Please count how many lines in the entries below contain "weight" and reply with the figure alone.
═══ SUPPLIED ENTRIES
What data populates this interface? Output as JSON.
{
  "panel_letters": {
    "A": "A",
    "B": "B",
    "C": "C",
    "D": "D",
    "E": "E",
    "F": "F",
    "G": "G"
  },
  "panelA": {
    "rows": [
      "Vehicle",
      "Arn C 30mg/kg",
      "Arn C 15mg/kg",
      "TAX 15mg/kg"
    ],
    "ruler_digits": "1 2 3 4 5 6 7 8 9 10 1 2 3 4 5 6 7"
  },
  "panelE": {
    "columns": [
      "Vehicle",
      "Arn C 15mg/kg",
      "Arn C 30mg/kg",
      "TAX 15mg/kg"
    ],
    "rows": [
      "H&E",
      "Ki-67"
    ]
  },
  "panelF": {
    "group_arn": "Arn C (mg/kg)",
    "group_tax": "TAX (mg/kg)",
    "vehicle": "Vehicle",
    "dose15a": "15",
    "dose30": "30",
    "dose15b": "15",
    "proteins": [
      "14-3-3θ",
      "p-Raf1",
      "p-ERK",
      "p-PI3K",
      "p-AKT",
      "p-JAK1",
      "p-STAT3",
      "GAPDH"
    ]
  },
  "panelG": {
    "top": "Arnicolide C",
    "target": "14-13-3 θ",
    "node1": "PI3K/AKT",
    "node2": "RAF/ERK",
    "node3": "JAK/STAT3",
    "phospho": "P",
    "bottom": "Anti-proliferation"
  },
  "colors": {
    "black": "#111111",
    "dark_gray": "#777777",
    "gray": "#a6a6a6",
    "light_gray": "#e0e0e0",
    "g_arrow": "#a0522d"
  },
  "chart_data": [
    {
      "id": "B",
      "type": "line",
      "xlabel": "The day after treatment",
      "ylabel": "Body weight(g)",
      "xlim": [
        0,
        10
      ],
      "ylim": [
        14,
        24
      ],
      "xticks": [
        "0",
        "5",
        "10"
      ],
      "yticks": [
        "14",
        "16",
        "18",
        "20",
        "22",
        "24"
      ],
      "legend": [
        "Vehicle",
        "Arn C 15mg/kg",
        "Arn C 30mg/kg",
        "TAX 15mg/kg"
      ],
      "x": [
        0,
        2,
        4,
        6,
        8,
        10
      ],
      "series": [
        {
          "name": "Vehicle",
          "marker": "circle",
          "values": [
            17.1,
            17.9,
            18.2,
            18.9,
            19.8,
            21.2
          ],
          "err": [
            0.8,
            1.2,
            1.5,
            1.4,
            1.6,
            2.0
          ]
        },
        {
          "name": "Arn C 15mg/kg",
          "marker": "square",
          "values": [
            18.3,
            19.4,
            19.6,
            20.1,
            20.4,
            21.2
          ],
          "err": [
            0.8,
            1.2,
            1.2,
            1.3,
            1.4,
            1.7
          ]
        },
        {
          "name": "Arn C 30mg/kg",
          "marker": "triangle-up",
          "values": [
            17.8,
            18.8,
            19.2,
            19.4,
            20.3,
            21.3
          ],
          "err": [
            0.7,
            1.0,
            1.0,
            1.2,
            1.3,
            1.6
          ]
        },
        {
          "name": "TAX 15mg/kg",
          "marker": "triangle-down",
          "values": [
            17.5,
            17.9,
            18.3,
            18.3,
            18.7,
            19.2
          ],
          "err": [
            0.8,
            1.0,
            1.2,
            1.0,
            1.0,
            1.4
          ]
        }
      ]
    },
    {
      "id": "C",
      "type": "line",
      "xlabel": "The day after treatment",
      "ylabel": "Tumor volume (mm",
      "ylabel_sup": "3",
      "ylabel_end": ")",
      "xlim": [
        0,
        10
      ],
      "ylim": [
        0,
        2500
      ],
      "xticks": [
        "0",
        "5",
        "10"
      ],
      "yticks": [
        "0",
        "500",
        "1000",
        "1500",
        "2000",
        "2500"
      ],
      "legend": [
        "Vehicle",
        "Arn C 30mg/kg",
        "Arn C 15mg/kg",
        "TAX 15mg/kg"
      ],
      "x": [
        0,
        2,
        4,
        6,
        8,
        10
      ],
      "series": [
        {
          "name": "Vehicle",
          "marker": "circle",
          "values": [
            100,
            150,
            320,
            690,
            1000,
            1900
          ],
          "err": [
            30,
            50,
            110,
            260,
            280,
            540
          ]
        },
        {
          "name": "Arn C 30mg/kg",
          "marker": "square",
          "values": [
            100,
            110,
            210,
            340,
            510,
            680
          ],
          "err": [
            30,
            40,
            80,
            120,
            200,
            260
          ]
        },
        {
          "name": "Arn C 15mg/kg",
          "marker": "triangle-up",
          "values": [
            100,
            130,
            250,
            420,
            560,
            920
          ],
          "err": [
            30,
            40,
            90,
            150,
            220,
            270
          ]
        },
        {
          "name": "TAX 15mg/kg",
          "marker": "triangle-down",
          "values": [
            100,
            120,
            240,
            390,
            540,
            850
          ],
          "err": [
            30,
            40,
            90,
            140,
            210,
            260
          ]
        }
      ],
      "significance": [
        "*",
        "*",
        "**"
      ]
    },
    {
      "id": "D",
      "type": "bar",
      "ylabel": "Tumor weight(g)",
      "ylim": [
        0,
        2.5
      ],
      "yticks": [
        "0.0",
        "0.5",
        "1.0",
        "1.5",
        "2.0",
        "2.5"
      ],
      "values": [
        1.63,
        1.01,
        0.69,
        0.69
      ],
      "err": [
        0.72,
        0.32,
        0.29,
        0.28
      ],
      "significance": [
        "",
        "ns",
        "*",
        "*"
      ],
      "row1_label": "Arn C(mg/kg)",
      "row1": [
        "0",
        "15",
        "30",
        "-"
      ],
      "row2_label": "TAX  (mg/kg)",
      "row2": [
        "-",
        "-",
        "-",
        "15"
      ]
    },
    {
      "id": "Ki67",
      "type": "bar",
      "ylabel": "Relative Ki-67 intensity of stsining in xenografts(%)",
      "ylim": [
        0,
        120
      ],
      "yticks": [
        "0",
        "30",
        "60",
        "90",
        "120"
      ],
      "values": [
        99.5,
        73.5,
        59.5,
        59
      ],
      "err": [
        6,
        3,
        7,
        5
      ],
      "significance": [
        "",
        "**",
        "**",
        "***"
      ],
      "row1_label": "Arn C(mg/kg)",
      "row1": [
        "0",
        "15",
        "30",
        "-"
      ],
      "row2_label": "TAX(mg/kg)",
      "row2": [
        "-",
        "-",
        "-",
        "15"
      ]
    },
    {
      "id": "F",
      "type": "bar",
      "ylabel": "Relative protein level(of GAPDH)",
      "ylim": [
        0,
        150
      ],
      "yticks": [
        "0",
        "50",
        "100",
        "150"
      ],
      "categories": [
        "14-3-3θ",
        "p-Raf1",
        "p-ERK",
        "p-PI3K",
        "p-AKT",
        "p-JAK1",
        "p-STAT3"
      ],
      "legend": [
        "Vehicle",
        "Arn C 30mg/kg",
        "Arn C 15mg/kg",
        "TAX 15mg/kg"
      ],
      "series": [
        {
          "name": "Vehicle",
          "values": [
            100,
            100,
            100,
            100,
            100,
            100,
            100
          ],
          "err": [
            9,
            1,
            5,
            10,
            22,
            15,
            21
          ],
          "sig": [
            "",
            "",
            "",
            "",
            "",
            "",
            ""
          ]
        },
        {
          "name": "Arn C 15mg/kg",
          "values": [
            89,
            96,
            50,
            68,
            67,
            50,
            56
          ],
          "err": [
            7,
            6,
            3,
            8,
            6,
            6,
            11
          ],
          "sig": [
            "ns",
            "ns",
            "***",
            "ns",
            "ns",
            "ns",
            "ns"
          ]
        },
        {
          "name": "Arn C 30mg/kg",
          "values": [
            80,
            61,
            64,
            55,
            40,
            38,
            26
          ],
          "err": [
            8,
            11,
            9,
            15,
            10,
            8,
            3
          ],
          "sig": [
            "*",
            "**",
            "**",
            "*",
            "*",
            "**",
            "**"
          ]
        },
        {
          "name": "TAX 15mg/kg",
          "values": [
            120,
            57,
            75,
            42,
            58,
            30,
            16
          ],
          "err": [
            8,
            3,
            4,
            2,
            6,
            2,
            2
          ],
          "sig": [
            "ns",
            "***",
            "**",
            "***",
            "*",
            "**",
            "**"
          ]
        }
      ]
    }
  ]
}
══════
→ RESPONSE AREA
2